Reproduce the records below exactly as they appear, omitting any pictures they contain.

* Input material *
____

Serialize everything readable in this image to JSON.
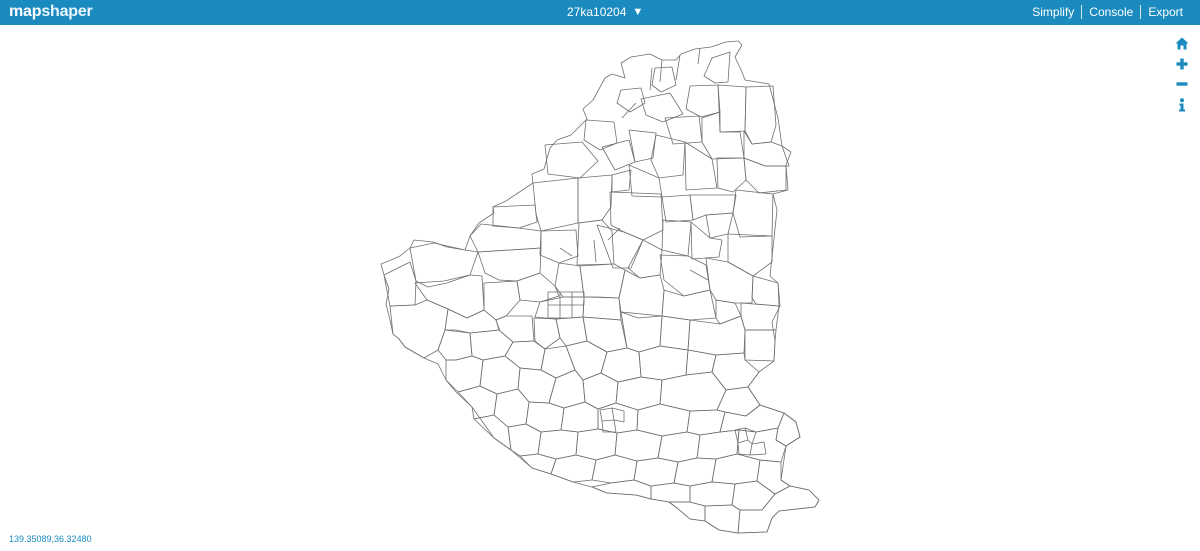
{
  "app": {
    "logo_part1": "map",
    "logo_part2": "shaper"
  },
  "layer": {
    "name": "27ka10204",
    "dropdown_icon": "triangle-down-icon"
  },
  "menu": {
    "simplify": "Simplify",
    "console": "Console",
    "export": "Export"
  },
  "tools": [
    {
      "name": "home-icon"
    },
    {
      "name": "zoom-in-icon"
    },
    {
      "name": "zoom-out-icon"
    },
    {
      "name": "info-icon"
    }
  ],
  "status": {
    "coordinates": "139.35089,36.32480"
  },
  "colors": {
    "accent": "#1b8bbf",
    "map_stroke": "#6f6f6f"
  }
}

____

* Solution to this problem *
Serialize everything readable in this image to JSON.
{
  "app": {
    "logo_part1": "map",
    "logo_part2": "shaper"
  },
  "layer": {
    "name": "27ka10204",
    "dropdown_icon": "triangle-down-icon"
  },
  "menu": {
    "simplify": "Simplify",
    "console": "Console",
    "export": "Export"
  },
  "tools": [
    {
      "name": "home-icon"
    },
    {
      "name": "zoom-in-icon"
    },
    {
      "name": "zoom-out-icon"
    },
    {
      "name": "info-icon"
    }
  ],
  "status": {
    "coordinates": "139.35089,36.32480"
  },
  "colors": {
    "accent": "#1b8bbf",
    "map_stroke": "#6f6f6f"
  }
}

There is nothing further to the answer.